● **INSTRUCTIONS TO FOLLOW**: In the records below, tally every line containing "screenshot". Report only the total.

● **DATA FOR PROCESSING**:
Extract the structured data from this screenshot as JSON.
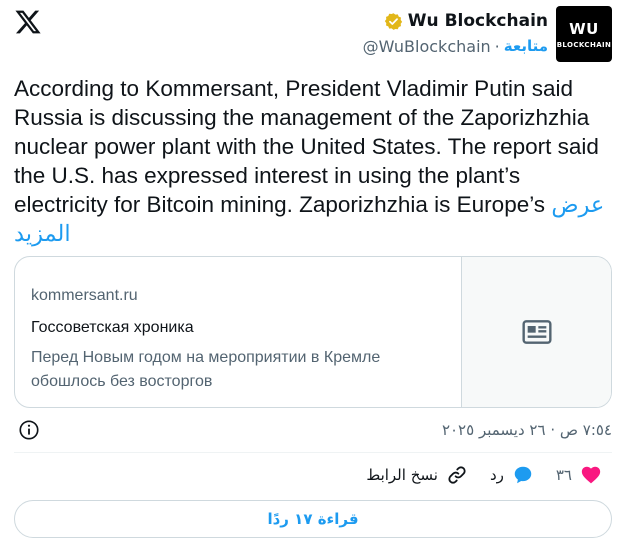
{
  "brand": {
    "logo_icon": "x-logo-icon"
  },
  "author": {
    "display_name": "Wu Blockchain",
    "handle": "@WuBlockchain",
    "follow_label": "متابعة",
    "separator": "·",
    "verified_icon": "verified-badge-icon",
    "avatar_top": "WU",
    "avatar_bottom": "BLOCKCHAIN"
  },
  "tweet": {
    "text": "According to Kommersant, President Vladimir Putin said Russia is discussing the management of the Zaporizhzhia nuclear power plant with the United States. The report said the U.S. has expressed interest in using the plant’s electricity for Bitcoin mining. Zaporizhzhia is Europe’s ",
    "show_more": "عرض المزيد"
  },
  "card": {
    "domain": "kommersant.ru",
    "title": "Госсоветская хроника",
    "description": "Перед Новым годом на мероприятии в Кремле обошлось без восторгов",
    "thumb_icon": "news-article-icon"
  },
  "meta": {
    "timestamp": "٧:٥٤ ص · ٢٦ ديسمبر ٢٠٢٥",
    "info_icon": "info-icon"
  },
  "actions": {
    "like_count": "٣٦",
    "like_icon": "heart-icon",
    "reply_label": "رد",
    "reply_icon": "reply-bubble-icon",
    "copy_link_label": "نسخ الرابط",
    "copy_link_icon": "link-icon"
  },
  "replies": {
    "label": "قراءة ١٧ ردًا"
  },
  "colors": {
    "accent": "#1d9bf0",
    "like": "#f91880",
    "text": "#0f1419",
    "muted": "#536471",
    "border": "#cfd9de",
    "verified_gold": "#e2b719"
  }
}
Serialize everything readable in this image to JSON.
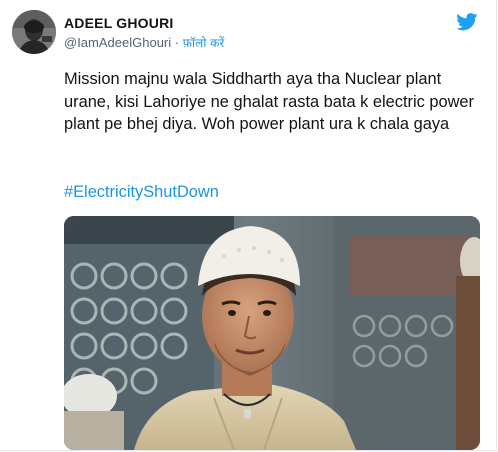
{
  "author": {
    "name": "ADEEL GHOURI",
    "handle": "@IamAdeelGhouri",
    "separator": "·",
    "follow_label": "फ़ॉलो करें"
  },
  "tweet": {
    "text": "Mission majnu wala Siddharth aya tha Nuclear plant urane, kisi Lahoriye ne ghalat rasta bata k electric power plant pe bhej diya. Woh power plant ura k chala gaya",
    "hashtag": "#ElectricityShutDown"
  },
  "icons": {
    "brand": "twitter-bird-icon"
  },
  "colors": {
    "link": "#1b95e0",
    "text": "#0f1419",
    "secondary_text": "#536471",
    "border": "#e1e8ed"
  }
}
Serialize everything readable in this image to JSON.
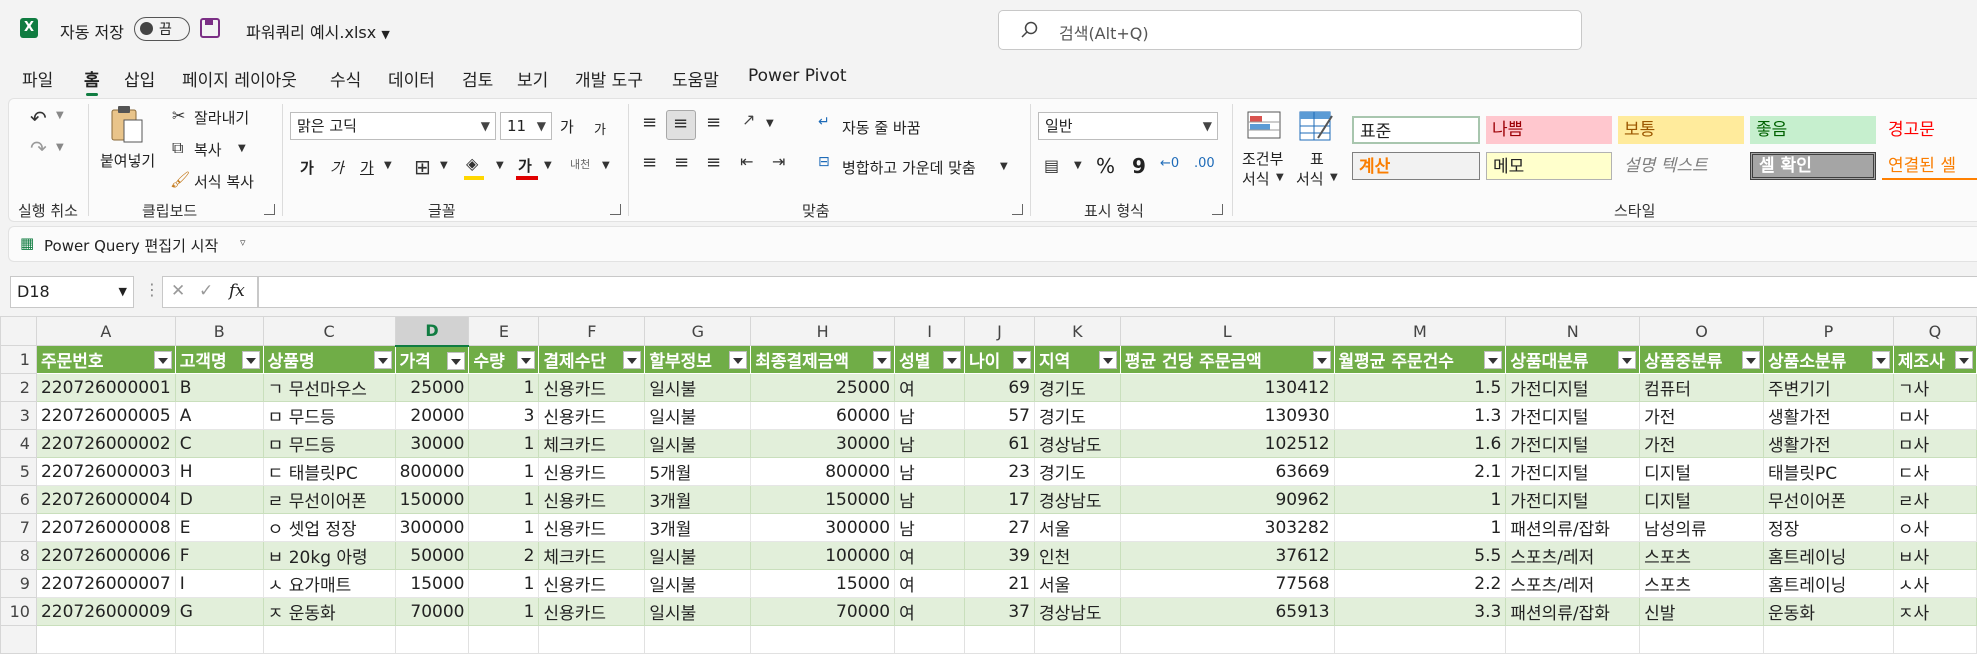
{
  "titlebar": {
    "autosave_label": "자동 저장",
    "autosave_state": "끔",
    "filename": "파워쿼리 예시.xlsx",
    "search_placeholder": "검색(Alt+Q)"
  },
  "tabs": [
    "파일",
    "홈",
    "삽입",
    "페이지 레이아웃",
    "수식",
    "데이터",
    "검토",
    "보기",
    "개발 도구",
    "도움말",
    "Power Pivot"
  ],
  "ribbon": {
    "undo_group": "실행 취소",
    "clipboard": {
      "paste": "붙여넣기",
      "cut": "잘라내기",
      "copy": "복사",
      "format_painter": "서식 복사",
      "group": "클립보드"
    },
    "font": {
      "name": "맑은 고딕",
      "size": "11",
      "grow": "가",
      "shrink": "가",
      "bold": "가",
      "italic": "가",
      "underline": "가",
      "font_color_glyph": "가",
      "phonetic": "내천",
      "group": "글꼴"
    },
    "alignment": {
      "wrap": "자동 줄 바꿈",
      "merge": "병합하고 가운데 맞춤",
      "group": "맞춤"
    },
    "number": {
      "format": "일반",
      "percent": "%",
      "comma": "9",
      "group": "표시 형식"
    },
    "styles": {
      "conditional": [
        "조건부",
        "서식"
      ],
      "table": [
        "표",
        "서식"
      ],
      "cells": [
        "표준",
        "나쁨",
        "보통",
        "좋음",
        "경고문",
        "계산",
        "메모",
        "설명 텍스트",
        "셀 확인",
        "연결된 셀"
      ],
      "group": "스타일"
    }
  },
  "command_bar": {
    "power_query": "Power Query 편집기 시작"
  },
  "formula_bar": {
    "name_box": "D18",
    "fx": "fx",
    "value": ""
  },
  "grid": {
    "columns": [
      "A",
      "B",
      "C",
      "D",
      "E",
      "F",
      "G",
      "H",
      "I",
      "J",
      "K",
      "L",
      "M",
      "N",
      "O",
      "P",
      "Q"
    ],
    "selected_column": "D",
    "row_numbers": [
      "1",
      "2",
      "3",
      "4",
      "5",
      "6",
      "7",
      "8",
      "9",
      "10"
    ],
    "headers": [
      "주문번호",
      "고객명",
      "상품명",
      "가격",
      "수량",
      "결제수단",
      "할부정보",
      "최종결제금액",
      "성별",
      "나이",
      "지역",
      "평균 건당 주문금액",
      "월평균 주문건수",
      "상품대분류",
      "상품중분류",
      "상품소분류",
      "제조사"
    ],
    "rows": [
      [
        "220726000001",
        "B",
        "ㄱ 무선마우스",
        "25000",
        "1",
        "신용카드",
        "일시불",
        "25000",
        "여",
        "69",
        "경기도",
        "130412",
        "1.5",
        "가전디지털",
        "컴퓨터",
        "주변기기",
        "ㄱ사"
      ],
      [
        "220726000005",
        "A",
        "ㅁ 무드등",
        "20000",
        "3",
        "신용카드",
        "일시불",
        "60000",
        "남",
        "57",
        "경기도",
        "130930",
        "1.3",
        "가전디지털",
        "가전",
        "생활가전",
        "ㅁ사"
      ],
      [
        "220726000002",
        "C",
        "ㅁ 무드등",
        "30000",
        "1",
        "체크카드",
        "일시불",
        "30000",
        "남",
        "61",
        "경상남도",
        "102512",
        "1.6",
        "가전디지털",
        "가전",
        "생활가전",
        "ㅁ사"
      ],
      [
        "220726000003",
        "H",
        "ㄷ 태블릿PC",
        "800000",
        "1",
        "신용카드",
        "5개월",
        "800000",
        "남",
        "23",
        "경기도",
        "63669",
        "2.1",
        "가전디지털",
        "디지털",
        "태블릿PC",
        "ㄷ사"
      ],
      [
        "220726000004",
        "D",
        "ㄹ 무선이어폰",
        "150000",
        "1",
        "신용카드",
        "3개월",
        "150000",
        "남",
        "17",
        "경상남도",
        "90962",
        "1",
        "가전디지털",
        "디지털",
        "무선이어폰",
        "ㄹ사"
      ],
      [
        "220726000008",
        "E",
        "ㅇ 셋업 정장",
        "300000",
        "1",
        "신용카드",
        "3개월",
        "300000",
        "남",
        "27",
        "서울",
        "303282",
        "1",
        "패션의류/잡화",
        "남성의류",
        "정장",
        "ㅇ사"
      ],
      [
        "220726000006",
        "F",
        "ㅂ 20kg 아령",
        "50000",
        "2",
        "체크카드",
        "일시불",
        "100000",
        "여",
        "39",
        "인천",
        "37612",
        "5.5",
        "스포츠/레저",
        "스포츠",
        "홈트레이닝",
        "ㅂ사"
      ],
      [
        "220726000007",
        "I",
        "ㅅ 요가매트",
        "15000",
        "1",
        "신용카드",
        "일시불",
        "15000",
        "여",
        "21",
        "서울",
        "77568",
        "2.2",
        "스포츠/레저",
        "스포츠",
        "홈트레이닝",
        "ㅅ사"
      ],
      [
        "220726000009",
        "G",
        "ㅈ 운동화",
        "70000",
        "1",
        "신용카드",
        "일시불",
        "70000",
        "여",
        "37",
        "경상남도",
        "65913",
        "3.3",
        "패션의류/잡화",
        "신발",
        "운동화",
        "ㅈ사"
      ]
    ],
    "numeric_columns": [
      3,
      4,
      7,
      9,
      11,
      12
    ]
  }
}
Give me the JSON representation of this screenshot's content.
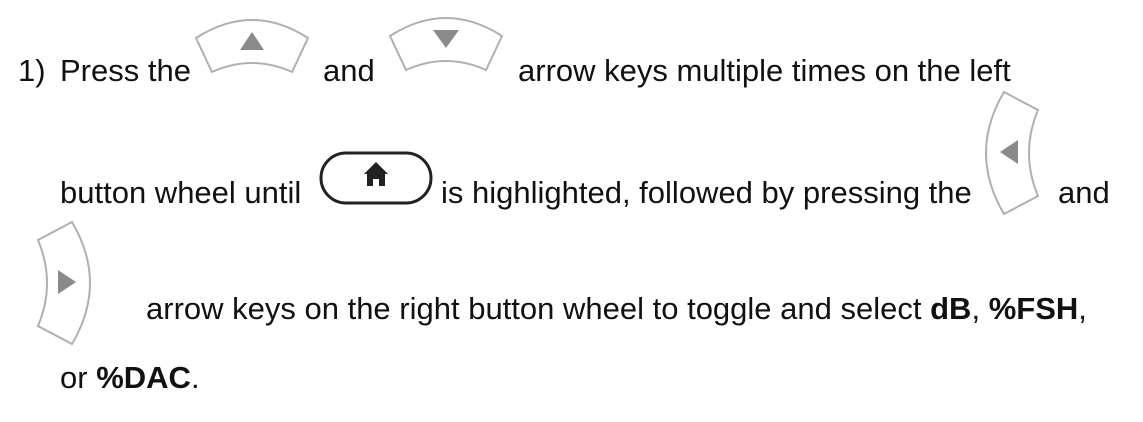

● **ANSWER TO THIS TASK**: 2